#### TASK STATEMENT
Your task is to repeat all of the data exactly while excluding the pictures.

#### GIVEN RECORDS
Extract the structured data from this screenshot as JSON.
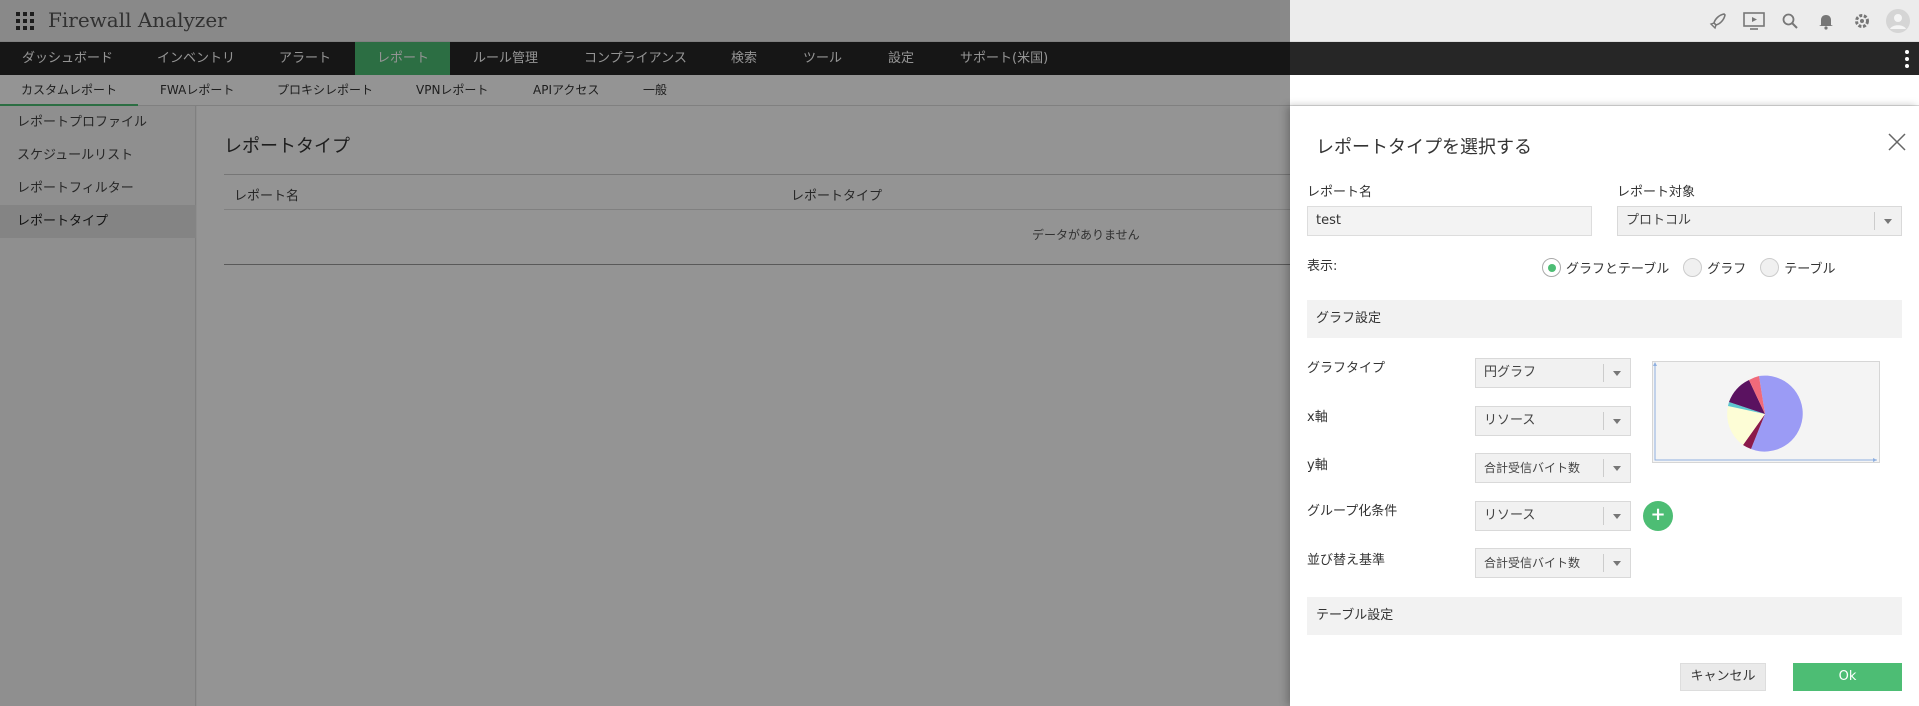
{
  "app": {
    "title": "Firewall Analyzer"
  },
  "header_icons": [
    "rocket-icon",
    "screen-play-icon",
    "search-icon",
    "bell-icon",
    "gear-icon",
    "user-avatar-icon"
  ],
  "main_nav": {
    "items": [
      {
        "label": "ダッシュボード",
        "active": false
      },
      {
        "label": "インベントリ",
        "active": false
      },
      {
        "label": "アラート",
        "active": false
      },
      {
        "label": "レポート",
        "active": true
      },
      {
        "label": "ルール管理",
        "active": false
      },
      {
        "label": "コンプライアンス",
        "active": false
      },
      {
        "label": "検索",
        "active": false
      },
      {
        "label": "ツール",
        "active": false
      },
      {
        "label": "設定",
        "active": false
      },
      {
        "label": "サポート(米国)",
        "active": false
      }
    ]
  },
  "sub_nav": {
    "items": [
      {
        "label": "カスタムレポート",
        "active": true
      },
      {
        "label": "FWAレポート",
        "active": false
      },
      {
        "label": "プロキシレポート",
        "active": false
      },
      {
        "label": "VPNレポート",
        "active": false
      },
      {
        "label": "APIアクセス",
        "active": false
      },
      {
        "label": "一般",
        "active": false
      }
    ]
  },
  "sidebar": {
    "items": [
      {
        "label": "レポートプロファイル",
        "active": false
      },
      {
        "label": "スケジュールリスト",
        "active": false
      },
      {
        "label": "レポートフィルター",
        "active": false
      },
      {
        "label": "レポートタイプ",
        "active": true
      }
    ]
  },
  "content": {
    "title": "レポートタイプ",
    "columns": [
      "レポート名",
      "レポートタイプ"
    ],
    "empty_message": "データがありません"
  },
  "panel": {
    "title": "レポートタイプを選択する",
    "report_name_label": "レポート名",
    "report_name_value": "test",
    "report_target_label": "レポート対象",
    "report_target_value": "プロトコル",
    "display_label": "表示:",
    "display_options": [
      {
        "label": "グラフとテーブル",
        "selected": true
      },
      {
        "label": "グラフ",
        "selected": false
      },
      {
        "label": "テーブル",
        "selected": false
      }
    ],
    "graph_section_label": "グラフ設定",
    "graph_type_label": "グラフタイプ",
    "graph_type_value": "円グラフ",
    "x_axis_label": "x軸",
    "x_axis_value": "リソース",
    "y_axis_label": "y軸",
    "y_axis_value": "合計受信バイト数",
    "group_by_label": "グループ化条件",
    "group_by_value": "リソース",
    "sort_by_label": "並び替え基準",
    "sort_by_value": "合計受信バイト数",
    "table_section_label": "テーブル設定",
    "cancel_label": "キャンセル",
    "ok_label": "Ok"
  },
  "colors": {
    "accent": "#4dbd74",
    "nav_bg": "#262626",
    "pie_slices": [
      "#9b9bf5",
      "#8b1a4a",
      "#fdfdd6",
      "#5ec6d0",
      "#5a1260",
      "#f06a7a"
    ]
  }
}
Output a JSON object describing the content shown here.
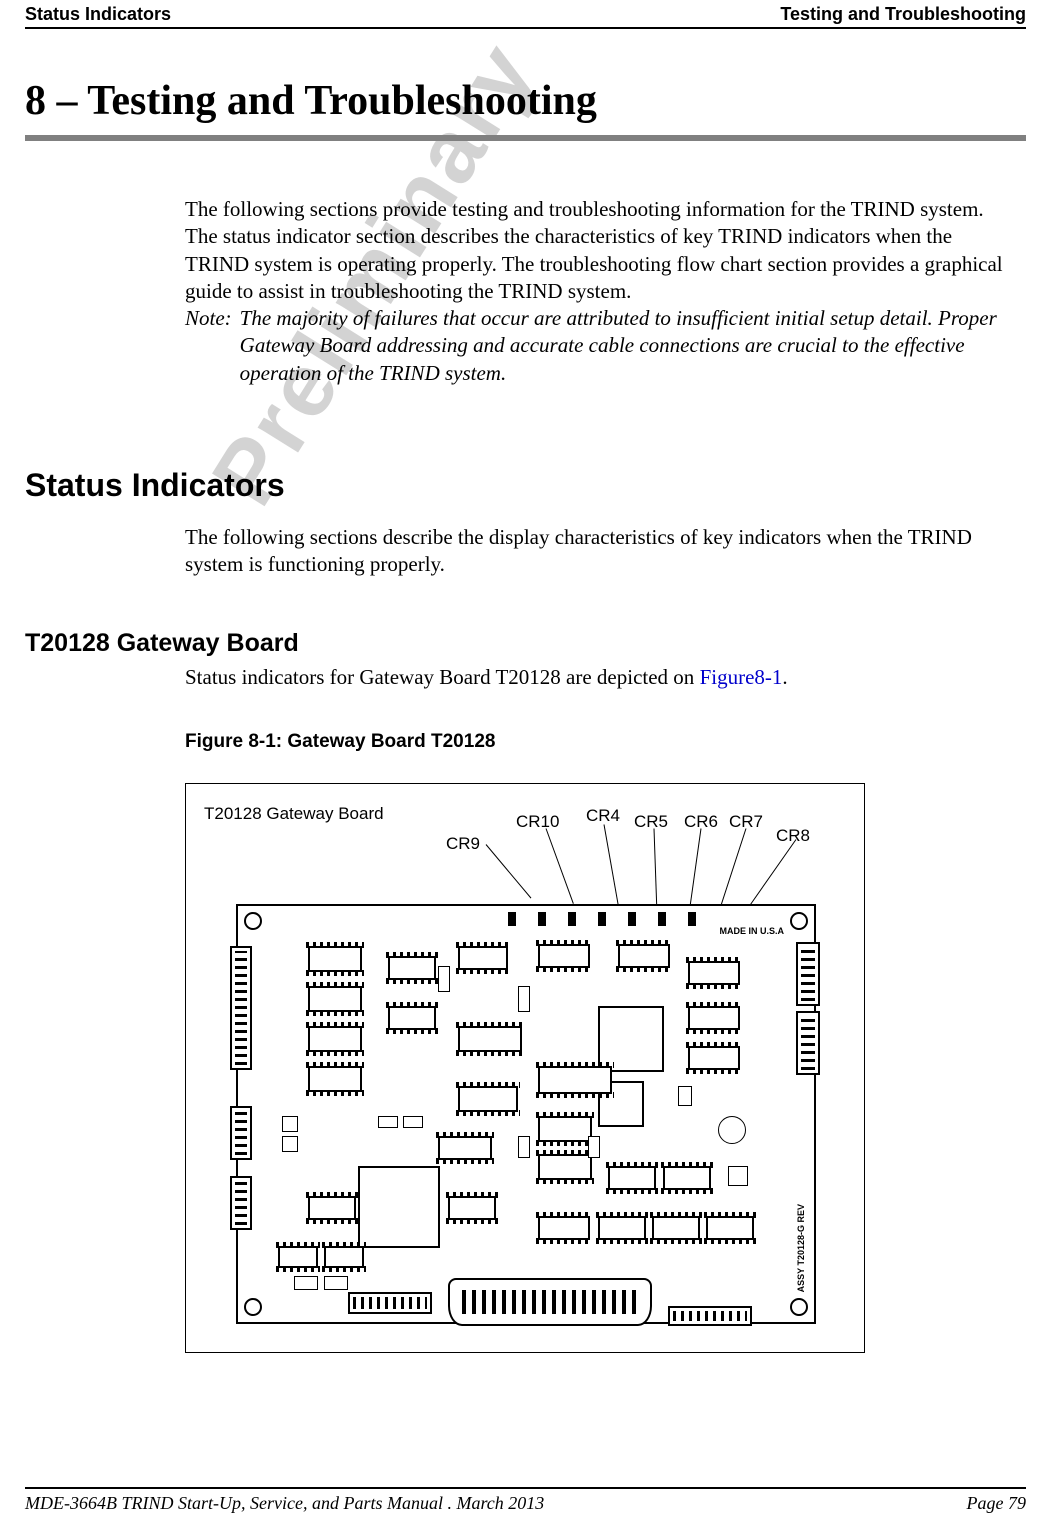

#### WRITTEN RESPONSE
Extract the structured data from this screenshot as JSON.
{
  "app": {
    "title": "Firewall Analyzer"
  },
  "header_icons": [
    "rocket-icon",
    "screen-play-icon",
    "search-icon",
    "bell-icon",
    "gear-icon",
    "user-avatar-icon"
  ],
  "main_nav": {
    "items": [
      {
        "label": "ダッシュボード",
        "active": false
      },
      {
        "label": "インベントリ",
        "active": false
      },
      {
        "label": "アラート",
        "active": false
      },
      {
        "label": "レポート",
        "active": true
      },
      {
        "label": "ルール管理",
        "active": false
      },
      {
        "label": "コンプライアンス",
        "active": false
      },
      {
        "label": "検索",
        "active": false
      },
      {
        "label": "ツール",
        "active": false
      },
      {
        "label": "設定",
        "active": false
      },
      {
        "label": "サポート(米国)",
        "active": false
      }
    ]
  },
  "sub_nav": {
    "items": [
      {
        "label": "カスタムレポート",
        "active": true
      },
      {
        "label": "FWAレポート",
        "active": false
      },
      {
        "label": "プロキシレポート",
        "active": false
      },
      {
        "label": "VPNレポート",
        "active": false
      },
      {
        "label": "APIアクセス",
        "active": false
      },
      {
        "label": "一般",
        "active": false
      }
    ]
  },
  "sidebar": {
    "items": [
      {
        "label": "レポートプロファイル",
        "active": false
      },
      {
        "label": "スケジュールリスト",
        "active": false
      },
      {
        "label": "レポートフィルター",
        "active": false
      },
      {
        "label": "レポートタイプ",
        "active": true
      }
    ]
  },
  "content": {
    "title": "レポートタイプ",
    "columns": [
      "レポート名",
      "レポートタイプ"
    ],
    "empty_message": "データがありません"
  },
  "panel": {
    "title": "レポートタイプを選択する",
    "report_name_label": "レポート名",
    "report_name_value": "test",
    "report_target_label": "レポート対象",
    "report_target_value": "プロトコル",
    "display_label": "表示:",
    "display_options": [
      {
        "label": "グラフとテーブル",
        "selected": true
      },
      {
        "label": "グラフ",
        "selected": false
      },
      {
        "label": "テーブル",
        "selected": false
      }
    ],
    "graph_section_label": "グラフ設定",
    "graph_type_label": "グラフタイプ",
    "graph_type_value": "円グラフ",
    "x_axis_label": "x軸",
    "x_axis_value": "リソース",
    "y_axis_label": "y軸",
    "y_axis_value": "合計受信バイト数",
    "group_by_label": "グループ化条件",
    "group_by_value": "リソース",
    "sort_by_label": "並び替え基準",
    "sort_by_value": "合計受信バイト数",
    "table_section_label": "テーブル設定",
    "cancel_label": "キャンセル",
    "ok_label": "Ok"
  },
  "colors": {
    "accent": "#4dbd74",
    "nav_bg": "#262626",
    "pie_slices": [
      "#9b9bf5",
      "#8b1a4a",
      "#fdfdd6",
      "#5ec6d0",
      "#5a1260",
      "#f06a7a"
    ]
  }
}
Output a JSON object describing the content shown here.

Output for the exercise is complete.